• _RECORDS FOR THE EXERCISE_:

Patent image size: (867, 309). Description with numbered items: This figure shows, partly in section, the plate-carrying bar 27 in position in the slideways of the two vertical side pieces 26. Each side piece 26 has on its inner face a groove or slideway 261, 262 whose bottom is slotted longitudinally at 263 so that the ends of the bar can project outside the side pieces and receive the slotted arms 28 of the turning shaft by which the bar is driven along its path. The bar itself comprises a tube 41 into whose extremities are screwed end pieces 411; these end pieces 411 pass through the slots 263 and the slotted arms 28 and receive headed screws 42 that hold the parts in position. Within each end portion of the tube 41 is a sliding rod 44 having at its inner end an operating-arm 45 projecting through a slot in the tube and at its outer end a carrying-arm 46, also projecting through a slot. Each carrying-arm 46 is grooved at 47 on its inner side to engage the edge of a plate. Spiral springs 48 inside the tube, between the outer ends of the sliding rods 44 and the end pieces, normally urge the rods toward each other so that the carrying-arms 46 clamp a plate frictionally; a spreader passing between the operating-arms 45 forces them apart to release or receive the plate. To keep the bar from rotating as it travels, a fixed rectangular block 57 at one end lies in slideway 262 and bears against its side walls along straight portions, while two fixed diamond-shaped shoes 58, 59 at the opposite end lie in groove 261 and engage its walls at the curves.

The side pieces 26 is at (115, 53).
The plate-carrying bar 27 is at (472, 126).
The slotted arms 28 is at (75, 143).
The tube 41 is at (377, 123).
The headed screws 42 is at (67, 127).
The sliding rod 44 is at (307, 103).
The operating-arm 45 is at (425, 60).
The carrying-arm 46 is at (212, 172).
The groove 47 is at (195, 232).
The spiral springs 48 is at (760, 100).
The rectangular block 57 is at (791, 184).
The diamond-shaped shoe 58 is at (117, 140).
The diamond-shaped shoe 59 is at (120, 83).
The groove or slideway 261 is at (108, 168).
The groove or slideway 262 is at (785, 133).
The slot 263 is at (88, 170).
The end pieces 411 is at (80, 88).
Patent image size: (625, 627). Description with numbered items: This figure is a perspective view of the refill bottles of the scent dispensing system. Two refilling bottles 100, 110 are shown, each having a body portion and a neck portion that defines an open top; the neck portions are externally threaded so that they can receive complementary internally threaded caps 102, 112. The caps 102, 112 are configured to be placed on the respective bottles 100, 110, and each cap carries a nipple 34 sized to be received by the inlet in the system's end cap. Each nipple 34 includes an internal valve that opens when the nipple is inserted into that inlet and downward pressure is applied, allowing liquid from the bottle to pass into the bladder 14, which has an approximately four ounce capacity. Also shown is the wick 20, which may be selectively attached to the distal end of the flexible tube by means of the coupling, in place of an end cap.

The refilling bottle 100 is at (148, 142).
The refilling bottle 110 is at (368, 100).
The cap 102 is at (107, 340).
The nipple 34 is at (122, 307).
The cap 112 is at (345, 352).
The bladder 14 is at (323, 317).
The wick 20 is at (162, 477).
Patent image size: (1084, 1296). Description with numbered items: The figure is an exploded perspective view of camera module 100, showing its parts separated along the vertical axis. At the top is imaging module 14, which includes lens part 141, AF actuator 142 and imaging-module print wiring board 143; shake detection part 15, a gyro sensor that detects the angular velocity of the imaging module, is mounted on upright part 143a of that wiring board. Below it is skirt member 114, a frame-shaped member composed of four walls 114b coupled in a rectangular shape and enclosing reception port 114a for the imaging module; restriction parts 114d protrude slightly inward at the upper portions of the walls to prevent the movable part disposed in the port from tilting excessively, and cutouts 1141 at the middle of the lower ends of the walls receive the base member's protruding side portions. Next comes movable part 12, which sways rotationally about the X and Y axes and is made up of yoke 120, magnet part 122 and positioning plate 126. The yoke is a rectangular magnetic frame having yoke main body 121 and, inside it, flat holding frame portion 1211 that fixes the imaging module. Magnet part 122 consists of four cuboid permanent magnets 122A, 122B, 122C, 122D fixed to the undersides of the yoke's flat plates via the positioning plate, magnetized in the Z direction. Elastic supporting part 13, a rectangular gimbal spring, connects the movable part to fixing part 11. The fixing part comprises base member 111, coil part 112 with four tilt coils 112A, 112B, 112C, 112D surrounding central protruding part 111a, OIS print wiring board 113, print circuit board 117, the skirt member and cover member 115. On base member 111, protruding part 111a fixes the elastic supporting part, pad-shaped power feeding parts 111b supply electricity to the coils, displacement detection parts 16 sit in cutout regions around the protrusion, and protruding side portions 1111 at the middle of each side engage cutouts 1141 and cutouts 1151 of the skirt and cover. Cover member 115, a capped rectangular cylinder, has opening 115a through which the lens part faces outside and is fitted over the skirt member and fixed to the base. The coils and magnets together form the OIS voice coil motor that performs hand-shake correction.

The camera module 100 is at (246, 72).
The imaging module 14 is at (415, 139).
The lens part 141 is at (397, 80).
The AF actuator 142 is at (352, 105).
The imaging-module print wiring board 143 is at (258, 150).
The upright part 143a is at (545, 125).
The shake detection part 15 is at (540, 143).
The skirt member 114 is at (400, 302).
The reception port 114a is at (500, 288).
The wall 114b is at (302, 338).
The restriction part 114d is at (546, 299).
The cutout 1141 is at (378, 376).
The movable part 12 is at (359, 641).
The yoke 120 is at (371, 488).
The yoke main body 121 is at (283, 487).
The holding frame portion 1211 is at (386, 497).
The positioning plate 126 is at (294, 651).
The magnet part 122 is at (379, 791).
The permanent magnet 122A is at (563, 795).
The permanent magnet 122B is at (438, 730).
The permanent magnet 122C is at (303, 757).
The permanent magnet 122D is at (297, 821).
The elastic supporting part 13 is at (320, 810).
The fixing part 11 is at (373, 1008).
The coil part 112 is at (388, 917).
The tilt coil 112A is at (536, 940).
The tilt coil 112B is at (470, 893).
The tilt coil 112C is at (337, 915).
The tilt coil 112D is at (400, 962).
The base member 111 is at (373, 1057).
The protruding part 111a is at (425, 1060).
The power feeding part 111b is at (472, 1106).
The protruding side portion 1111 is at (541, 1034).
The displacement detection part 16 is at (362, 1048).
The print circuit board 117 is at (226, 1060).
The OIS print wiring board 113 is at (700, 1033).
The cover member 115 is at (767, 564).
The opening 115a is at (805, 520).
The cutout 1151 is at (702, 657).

• _SET PROBLEM_: Please pick out each line in the entries above that contains the word "bladder", and copy those lines.

• _SOLUTION_:
Patent image size: (625, 627). Description with numbered items: This figure is a perspective view of the refill bottles of the scent dispensing system. Two refilling bottles 100, 110 are shown, each having a body portion and a neck portion that defines an open top; the neck portions are externally threaded so that they can receive complementary internally threaded caps 102, 112. The caps 102, 112 are configured to be placed on the respective bottles 100, 110, and each cap carries a nipple 34 sized to be received by the inlet in the system's end cap. Each nipple 34 includes an internal valve that opens when the nipple is inserted into that inlet and downward pressure is applied, allowing liquid from the bottle to pass into the bladder 14, which has an approximately four ounce capacity. Also shown is the wick 20, which may be selectively attached to the distal end of the flexible tube by means of the coupling, in place of an end cap.
The bladder 14 is at (323, 317).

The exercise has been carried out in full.